======== Records for this task ========

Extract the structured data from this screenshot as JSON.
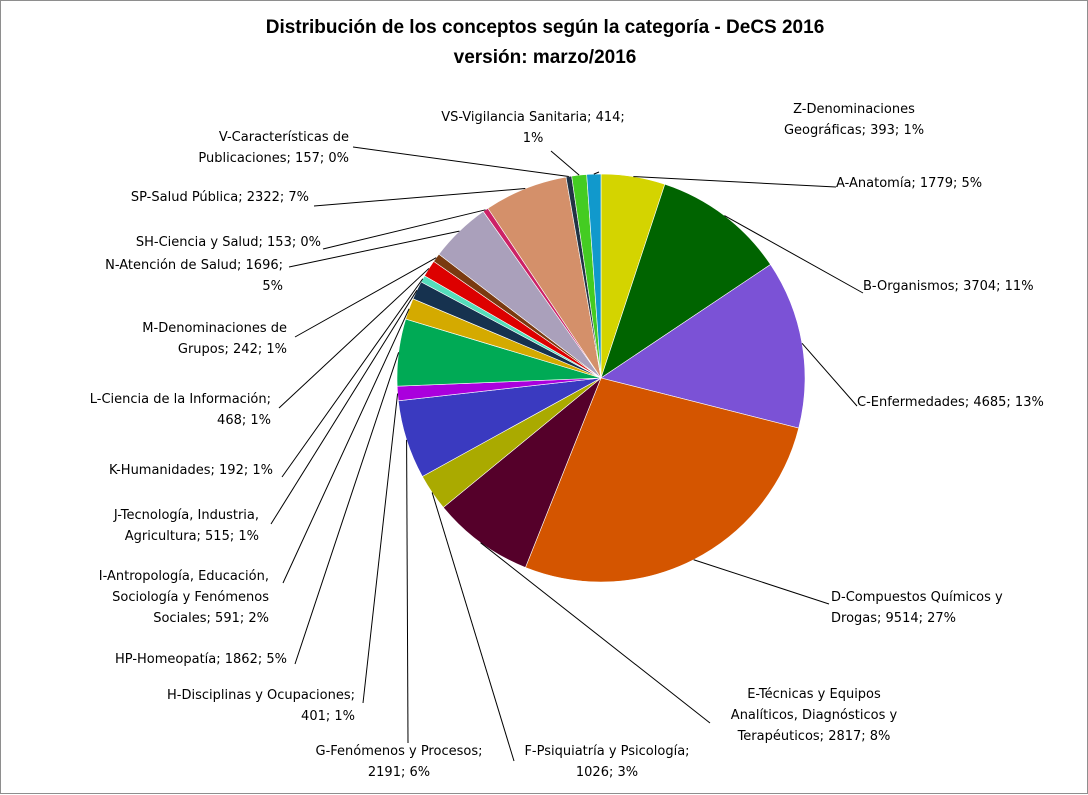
{
  "chart_data": {
    "type": "pie",
    "title": "Distribución de los conceptos según la categoría - DeCS 2016",
    "subtitle": "versión: marzo/2016",
    "slices": [
      {
        "label_lines": [
          "A-Anatomía; 1779; 5%"
        ],
        "category": "A-Anatomía",
        "value": 1779,
        "percent": "5%",
        "color": "#d4d400"
      },
      {
        "label_lines": [
          "B-Organismos; 3704; 11%"
        ],
        "category": "B-Organismos",
        "value": 3704,
        "percent": "11%",
        "color": "#006400"
      },
      {
        "label_lines": [
          "C-Enfermedades; 4685; 13%"
        ],
        "category": "C-Enfermedades",
        "value": 4685,
        "percent": "13%",
        "color": "#7b52d6"
      },
      {
        "label_lines": [
          "D-Compuestos Químicos y",
          "Drogas; 9514; 27%"
        ],
        "category": "D-Compuestos Químicos y Drogas",
        "value": 9514,
        "percent": "27%",
        "color": "#d45500"
      },
      {
        "label_lines": [
          "E-Técnicas y Equipos",
          "Analíticos, Diagnósticos y",
          "Terapéuticos; 2817; 8%"
        ],
        "category": "E-Técnicas y Equipos Analíticos, Diagnósticos y Terapéuticos",
        "value": 2817,
        "percent": "8%",
        "color": "#55002a"
      },
      {
        "label_lines": [
          "F-Psiquiatría y Psicología;",
          "1026; 3%"
        ],
        "category": "F-Psiquiatría y Psicología",
        "value": 1026,
        "percent": "3%",
        "color": "#aaaa00"
      },
      {
        "label_lines": [
          "G-Fenómenos y Procesos;",
          "2191; 6%"
        ],
        "category": "G-Fenómenos y Procesos",
        "value": 2191,
        "percent": "6%",
        "color": "#3a3ac0"
      },
      {
        "label_lines": [
          "H-Disciplinas y Ocupaciones;",
          "401; 1%"
        ],
        "category": "H-Disciplinas y Ocupaciones",
        "value": 401,
        "percent": "1%",
        "color": "#aa00dd"
      },
      {
        "label_lines": [
          "HP-Homeopatía; 1862; 5%"
        ],
        "category": "HP-Homeopatía",
        "value": 1862,
        "percent": "5%",
        "color": "#00aa55"
      },
      {
        "label_lines": [
          "I-Antropología, Educación,",
          "Sociología y Fenómenos",
          "Sociales; 591; 2%"
        ],
        "category": "I-Antropología, Educación, Sociología y Fenómenos Sociales",
        "value": 591,
        "percent": "2%",
        "color": "#d4aa00"
      },
      {
        "label_lines": [
          "J-Tecnología, Industria,",
          "Agricultura; 515; 1%"
        ],
        "category": "J-Tecnología, Industria, Agricultura",
        "value": 515,
        "percent": "1%",
        "color": "#16324f"
      },
      {
        "label_lines": [
          "K-Humanidades; 192; 1%"
        ],
        "category": "K-Humanidades",
        "value": 192,
        "percent": "1%",
        "color": "#55ddbb"
      },
      {
        "label_lines": [
          "L-Ciencia de la Información;",
          "468; 1%"
        ],
        "category": "L-Ciencia de la Información",
        "value": 468,
        "percent": "1%",
        "color": "#dd0000"
      },
      {
        "label_lines": [
          "M-Denominaciones de",
          "Grupos; 242; 1%"
        ],
        "category": "M-Denominaciones de Grupos",
        "value": 242,
        "percent": "1%",
        "color": "#7a3a10"
      },
      {
        "label_lines": [
          "N-Atención de Salud; 1696;",
          "5%"
        ],
        "category": "N-Atención de Salud",
        "value": 1696,
        "percent": "5%",
        "color": "#aaa0bb"
      },
      {
        "label_lines": [
          "SH-Ciencia y Salud; 153; 0%"
        ],
        "category": "SH-Ciencia y Salud",
        "value": 153,
        "percent": "0%",
        "color": "#cc2266"
      },
      {
        "label_lines": [
          "SP-Salud Pública; 2322; 7%"
        ],
        "category": "SP-Salud Pública",
        "value": 2322,
        "percent": "7%",
        "color": "#d4906a"
      },
      {
        "label_lines": [
          "V-Características de",
          "Publicaciones; 157; 0%"
        ],
        "category": "V-Características de Publicaciones",
        "value": 157,
        "percent": "0%",
        "color": "#223344"
      },
      {
        "label_lines": [
          "VS-Vigilancia Sanitaria; 414;",
          "1%"
        ],
        "category": "VS-Vigilancia Sanitaria",
        "value": 414,
        "percent": "1%",
        "color": "#44cc22"
      },
      {
        "label_lines": [
          "Z-Denominaciones",
          "Geográficas; 393; 1%"
        ],
        "category": "Z-Denominaciones Geográficas",
        "value": 393,
        "percent": "1%",
        "color": "#1199cc"
      }
    ],
    "legend": "none",
    "start": "12 o'clock",
    "direction": "clockwise"
  }
}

========

*To be done*. Without the pictures, repeat all the records word for word.

*Final answer*.
Extract the structured data from this screenshot as JSON.
{
  "chart_data": {
    "type": "pie",
    "title": "Distribución de los conceptos según la categoría - DeCS 2016",
    "subtitle": "versión: marzo/2016",
    "slices": [
      {
        "label_lines": [
          "A-Anatomía; 1779; 5%"
        ],
        "category": "A-Anatomía",
        "value": 1779,
        "percent": "5%",
        "color": "#d4d400"
      },
      {
        "label_lines": [
          "B-Organismos; 3704; 11%"
        ],
        "category": "B-Organismos",
        "value": 3704,
        "percent": "11%",
        "color": "#006400"
      },
      {
        "label_lines": [
          "C-Enfermedades; 4685; 13%"
        ],
        "category": "C-Enfermedades",
        "value": 4685,
        "percent": "13%",
        "color": "#7b52d6"
      },
      {
        "label_lines": [
          "D-Compuestos Químicos y",
          "Drogas; 9514; 27%"
        ],
        "category": "D-Compuestos Químicos y Drogas",
        "value": 9514,
        "percent": "27%",
        "color": "#d45500"
      },
      {
        "label_lines": [
          "E-Técnicas y Equipos",
          "Analíticos, Diagnósticos y",
          "Terapéuticos; 2817; 8%"
        ],
        "category": "E-Técnicas y Equipos Analíticos, Diagnósticos y Terapéuticos",
        "value": 2817,
        "percent": "8%",
        "color": "#55002a"
      },
      {
        "label_lines": [
          "F-Psiquiatría y Psicología;",
          "1026; 3%"
        ],
        "category": "F-Psiquiatría y Psicología",
        "value": 1026,
        "percent": "3%",
        "color": "#aaaa00"
      },
      {
        "label_lines": [
          "G-Fenómenos y Procesos;",
          "2191; 6%"
        ],
        "category": "G-Fenómenos y Procesos",
        "value": 2191,
        "percent": "6%",
        "color": "#3a3ac0"
      },
      {
        "label_lines": [
          "H-Disciplinas y Ocupaciones;",
          "401; 1%"
        ],
        "category": "H-Disciplinas y Ocupaciones",
        "value": 401,
        "percent": "1%",
        "color": "#aa00dd"
      },
      {
        "label_lines": [
          "HP-Homeopatía; 1862; 5%"
        ],
        "category": "HP-Homeopatía",
        "value": 1862,
        "percent": "5%",
        "color": "#00aa55"
      },
      {
        "label_lines": [
          "I-Antropología, Educación,",
          "Sociología y Fenómenos",
          "Sociales; 591; 2%"
        ],
        "category": "I-Antropología, Educación, Sociología y Fenómenos Sociales",
        "value": 591,
        "percent": "2%",
        "color": "#d4aa00"
      },
      {
        "label_lines": [
          "J-Tecnología, Industria,",
          "Agricultura; 515; 1%"
        ],
        "category": "J-Tecnología, Industria, Agricultura",
        "value": 515,
        "percent": "1%",
        "color": "#16324f"
      },
      {
        "label_lines": [
          "K-Humanidades; 192; 1%"
        ],
        "category": "K-Humanidades",
        "value": 192,
        "percent": "1%",
        "color": "#55ddbb"
      },
      {
        "label_lines": [
          "L-Ciencia de la Información;",
          "468; 1%"
        ],
        "category": "L-Ciencia de la Información",
        "value": 468,
        "percent": "1%",
        "color": "#dd0000"
      },
      {
        "label_lines": [
          "M-Denominaciones de",
          "Grupos; 242; 1%"
        ],
        "category": "M-Denominaciones de Grupos",
        "value": 242,
        "percent": "1%",
        "color": "#7a3a10"
      },
      {
        "label_lines": [
          "N-Atención de Salud; 1696;",
          "5%"
        ],
        "category": "N-Atención de Salud",
        "value": 1696,
        "percent": "5%",
        "color": "#aaa0bb"
      },
      {
        "label_lines": [
          "SH-Ciencia y Salud; 153; 0%"
        ],
        "category": "SH-Ciencia y Salud",
        "value": 153,
        "percent": "0%",
        "color": "#cc2266"
      },
      {
        "label_lines": [
          "SP-Salud Pública; 2322; 7%"
        ],
        "category": "SP-Salud Pública",
        "value": 2322,
        "percent": "7%",
        "color": "#d4906a"
      },
      {
        "label_lines": [
          "V-Características de",
          "Publicaciones; 157; 0%"
        ],
        "category": "V-Características de Publicaciones",
        "value": 157,
        "percent": "0%",
        "color": "#223344"
      },
      {
        "label_lines": [
          "VS-Vigilancia Sanitaria; 414;",
          "1%"
        ],
        "category": "VS-Vigilancia Sanitaria",
        "value": 414,
        "percent": "1%",
        "color": "#44cc22"
      },
      {
        "label_lines": [
          "Z-Denominaciones",
          "Geográficas; 393; 1%"
        ],
        "category": "Z-Denominaciones Geográficas",
        "value": 393,
        "percent": "1%",
        "color": "#1199cc"
      }
    ],
    "legend": "none",
    "start": "12 o'clock",
    "direction": "clockwise"
  }
}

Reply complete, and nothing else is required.